[BRIEF]:
Read the lines below and count those that have the word "interactions". Respond with the number only.

Data records
▬▬▬▬▬▬▬▬▬▬
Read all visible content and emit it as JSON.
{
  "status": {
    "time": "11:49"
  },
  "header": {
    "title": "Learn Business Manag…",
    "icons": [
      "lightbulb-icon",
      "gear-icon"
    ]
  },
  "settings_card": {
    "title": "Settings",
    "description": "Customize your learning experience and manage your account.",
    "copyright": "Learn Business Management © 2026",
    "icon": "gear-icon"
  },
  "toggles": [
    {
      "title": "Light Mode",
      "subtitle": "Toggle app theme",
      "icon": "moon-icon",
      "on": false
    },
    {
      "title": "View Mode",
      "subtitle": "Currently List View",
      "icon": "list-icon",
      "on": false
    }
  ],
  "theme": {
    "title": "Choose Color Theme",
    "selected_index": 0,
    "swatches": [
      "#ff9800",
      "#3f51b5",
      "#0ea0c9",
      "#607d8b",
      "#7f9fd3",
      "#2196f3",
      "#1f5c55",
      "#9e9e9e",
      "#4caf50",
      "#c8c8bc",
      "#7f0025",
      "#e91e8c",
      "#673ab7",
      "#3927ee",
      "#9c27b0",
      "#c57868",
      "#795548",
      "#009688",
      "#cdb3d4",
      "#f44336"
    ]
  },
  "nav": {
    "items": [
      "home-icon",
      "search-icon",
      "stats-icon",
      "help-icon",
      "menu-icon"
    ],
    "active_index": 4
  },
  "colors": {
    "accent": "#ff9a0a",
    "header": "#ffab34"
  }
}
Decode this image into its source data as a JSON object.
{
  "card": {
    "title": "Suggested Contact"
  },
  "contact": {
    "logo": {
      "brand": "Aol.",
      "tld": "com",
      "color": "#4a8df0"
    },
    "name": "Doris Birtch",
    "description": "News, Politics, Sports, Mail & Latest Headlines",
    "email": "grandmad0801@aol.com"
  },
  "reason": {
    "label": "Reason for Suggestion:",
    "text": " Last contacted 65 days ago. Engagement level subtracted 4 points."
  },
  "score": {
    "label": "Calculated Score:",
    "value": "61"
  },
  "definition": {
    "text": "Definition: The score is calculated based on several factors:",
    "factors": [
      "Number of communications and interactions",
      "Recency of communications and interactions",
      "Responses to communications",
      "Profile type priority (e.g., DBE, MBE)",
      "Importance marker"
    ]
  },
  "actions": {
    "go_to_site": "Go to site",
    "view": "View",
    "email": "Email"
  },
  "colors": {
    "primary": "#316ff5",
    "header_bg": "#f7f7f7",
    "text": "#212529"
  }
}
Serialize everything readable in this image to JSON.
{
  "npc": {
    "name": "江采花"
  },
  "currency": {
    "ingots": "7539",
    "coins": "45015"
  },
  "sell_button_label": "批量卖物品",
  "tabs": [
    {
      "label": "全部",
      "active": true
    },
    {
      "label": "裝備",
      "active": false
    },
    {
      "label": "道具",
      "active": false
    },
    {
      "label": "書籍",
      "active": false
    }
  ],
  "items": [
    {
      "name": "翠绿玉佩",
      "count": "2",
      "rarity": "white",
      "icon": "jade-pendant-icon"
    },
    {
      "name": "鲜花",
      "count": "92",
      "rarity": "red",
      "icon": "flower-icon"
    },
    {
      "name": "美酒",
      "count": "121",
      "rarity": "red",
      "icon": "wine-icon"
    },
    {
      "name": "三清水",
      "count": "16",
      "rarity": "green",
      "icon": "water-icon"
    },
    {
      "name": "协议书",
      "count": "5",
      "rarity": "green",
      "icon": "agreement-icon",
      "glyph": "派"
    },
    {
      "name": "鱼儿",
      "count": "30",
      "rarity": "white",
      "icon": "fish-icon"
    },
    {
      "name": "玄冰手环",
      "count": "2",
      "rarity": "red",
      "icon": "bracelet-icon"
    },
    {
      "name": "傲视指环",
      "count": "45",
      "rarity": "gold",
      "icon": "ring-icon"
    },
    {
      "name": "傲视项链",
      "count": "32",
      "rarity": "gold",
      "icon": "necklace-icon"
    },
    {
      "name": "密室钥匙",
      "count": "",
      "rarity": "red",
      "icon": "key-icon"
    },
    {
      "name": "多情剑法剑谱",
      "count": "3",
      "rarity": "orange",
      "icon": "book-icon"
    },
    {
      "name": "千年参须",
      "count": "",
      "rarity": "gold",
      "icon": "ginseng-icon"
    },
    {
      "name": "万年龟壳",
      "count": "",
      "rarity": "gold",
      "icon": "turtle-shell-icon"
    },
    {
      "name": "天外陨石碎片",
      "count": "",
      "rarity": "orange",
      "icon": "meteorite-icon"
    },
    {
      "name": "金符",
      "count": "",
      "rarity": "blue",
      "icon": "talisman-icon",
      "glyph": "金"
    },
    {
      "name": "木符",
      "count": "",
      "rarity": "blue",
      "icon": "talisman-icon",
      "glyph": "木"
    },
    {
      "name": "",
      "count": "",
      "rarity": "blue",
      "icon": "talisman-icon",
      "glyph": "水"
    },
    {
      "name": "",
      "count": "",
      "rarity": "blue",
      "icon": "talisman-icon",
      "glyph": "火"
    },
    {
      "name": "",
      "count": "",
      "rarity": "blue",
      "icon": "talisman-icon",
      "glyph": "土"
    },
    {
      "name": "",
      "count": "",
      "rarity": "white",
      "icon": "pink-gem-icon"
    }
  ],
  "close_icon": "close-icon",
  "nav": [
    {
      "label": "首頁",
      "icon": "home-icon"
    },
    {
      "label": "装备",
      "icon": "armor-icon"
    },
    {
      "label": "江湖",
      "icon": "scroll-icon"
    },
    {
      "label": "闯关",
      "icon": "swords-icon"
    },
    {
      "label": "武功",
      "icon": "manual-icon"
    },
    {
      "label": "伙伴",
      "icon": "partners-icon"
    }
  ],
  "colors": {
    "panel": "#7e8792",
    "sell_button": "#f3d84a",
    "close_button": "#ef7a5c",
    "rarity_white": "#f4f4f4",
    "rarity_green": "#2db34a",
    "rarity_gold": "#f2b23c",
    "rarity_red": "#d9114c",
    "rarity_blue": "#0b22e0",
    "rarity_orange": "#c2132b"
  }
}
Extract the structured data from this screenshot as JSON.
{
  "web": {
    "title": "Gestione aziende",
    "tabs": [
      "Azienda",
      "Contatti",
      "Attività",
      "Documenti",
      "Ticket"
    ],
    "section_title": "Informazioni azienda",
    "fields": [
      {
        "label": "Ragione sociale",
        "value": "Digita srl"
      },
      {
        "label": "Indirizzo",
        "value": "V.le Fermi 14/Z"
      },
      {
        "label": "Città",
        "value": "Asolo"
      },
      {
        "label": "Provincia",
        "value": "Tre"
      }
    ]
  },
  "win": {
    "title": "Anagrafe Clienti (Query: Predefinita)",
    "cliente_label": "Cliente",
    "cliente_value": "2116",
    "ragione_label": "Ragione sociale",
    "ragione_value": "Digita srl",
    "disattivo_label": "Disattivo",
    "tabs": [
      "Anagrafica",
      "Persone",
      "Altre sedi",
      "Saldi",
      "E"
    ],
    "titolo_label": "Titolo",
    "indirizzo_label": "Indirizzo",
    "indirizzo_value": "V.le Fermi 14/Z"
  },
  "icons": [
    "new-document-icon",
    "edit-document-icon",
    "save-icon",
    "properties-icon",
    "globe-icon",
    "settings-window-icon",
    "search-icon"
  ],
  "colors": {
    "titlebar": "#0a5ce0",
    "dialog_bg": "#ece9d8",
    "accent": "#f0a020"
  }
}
▬▬▬▬▬▬▬▬▬▬
[WRITTEN ANSWER]:
2